◆ YOUR TASK:
From the entries below, please gather each line containing the string "Loop".

◆ RECORDS FOR THIS TASK:
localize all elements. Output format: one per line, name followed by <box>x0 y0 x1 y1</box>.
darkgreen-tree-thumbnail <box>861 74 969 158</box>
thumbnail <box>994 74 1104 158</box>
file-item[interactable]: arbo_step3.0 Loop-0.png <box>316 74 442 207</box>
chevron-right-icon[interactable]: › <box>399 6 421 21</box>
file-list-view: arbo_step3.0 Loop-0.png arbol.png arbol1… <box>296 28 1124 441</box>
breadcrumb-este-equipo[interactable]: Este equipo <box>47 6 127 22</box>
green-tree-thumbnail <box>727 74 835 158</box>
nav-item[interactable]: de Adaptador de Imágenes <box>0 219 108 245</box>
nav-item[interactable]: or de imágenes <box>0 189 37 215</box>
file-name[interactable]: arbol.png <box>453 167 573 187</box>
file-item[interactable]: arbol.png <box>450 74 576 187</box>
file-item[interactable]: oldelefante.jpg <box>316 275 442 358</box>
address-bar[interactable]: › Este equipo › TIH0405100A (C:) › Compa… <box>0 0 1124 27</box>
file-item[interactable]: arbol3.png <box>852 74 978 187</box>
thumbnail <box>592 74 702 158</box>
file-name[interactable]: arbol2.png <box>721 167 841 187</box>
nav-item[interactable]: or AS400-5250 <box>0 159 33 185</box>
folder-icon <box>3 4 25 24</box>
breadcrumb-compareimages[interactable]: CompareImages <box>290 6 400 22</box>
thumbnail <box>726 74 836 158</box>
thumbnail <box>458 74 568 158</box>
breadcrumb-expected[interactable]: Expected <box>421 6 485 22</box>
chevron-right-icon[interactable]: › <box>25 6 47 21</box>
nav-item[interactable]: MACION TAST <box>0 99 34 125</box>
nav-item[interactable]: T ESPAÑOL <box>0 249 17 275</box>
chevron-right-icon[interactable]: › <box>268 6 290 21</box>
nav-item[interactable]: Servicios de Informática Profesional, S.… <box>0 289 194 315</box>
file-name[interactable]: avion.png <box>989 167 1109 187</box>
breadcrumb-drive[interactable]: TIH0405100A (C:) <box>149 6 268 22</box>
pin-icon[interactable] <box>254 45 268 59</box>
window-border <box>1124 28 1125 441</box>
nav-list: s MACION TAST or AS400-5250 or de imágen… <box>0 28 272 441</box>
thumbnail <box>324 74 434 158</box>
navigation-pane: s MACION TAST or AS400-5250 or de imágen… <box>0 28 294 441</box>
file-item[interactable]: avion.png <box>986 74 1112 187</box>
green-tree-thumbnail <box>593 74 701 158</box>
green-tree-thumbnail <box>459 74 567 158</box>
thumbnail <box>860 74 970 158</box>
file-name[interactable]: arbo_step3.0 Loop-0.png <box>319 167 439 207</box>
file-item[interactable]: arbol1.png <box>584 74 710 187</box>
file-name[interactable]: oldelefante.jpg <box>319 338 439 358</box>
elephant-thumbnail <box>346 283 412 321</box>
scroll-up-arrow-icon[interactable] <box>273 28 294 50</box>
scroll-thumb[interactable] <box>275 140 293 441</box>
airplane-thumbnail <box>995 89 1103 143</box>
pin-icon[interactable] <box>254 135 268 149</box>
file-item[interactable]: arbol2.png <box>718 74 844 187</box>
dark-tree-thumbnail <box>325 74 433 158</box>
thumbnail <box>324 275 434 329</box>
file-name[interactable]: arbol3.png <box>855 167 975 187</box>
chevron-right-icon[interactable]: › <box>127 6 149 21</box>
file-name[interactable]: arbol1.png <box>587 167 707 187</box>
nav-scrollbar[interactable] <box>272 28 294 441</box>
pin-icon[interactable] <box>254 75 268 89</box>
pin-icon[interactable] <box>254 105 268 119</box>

◆ EXERCISE SOLUTION:
file-item[interactable]: arbo_step3.0 Loop-0.png <box>316 74 442 207</box>
file-list-view: arbo_step3.0 Loop-0.png arbol.png arbol1… <box>296 28 1124 441</box>
file-name[interactable]: arbo_step3.0 Loop-0.png <box>319 167 439 207</box>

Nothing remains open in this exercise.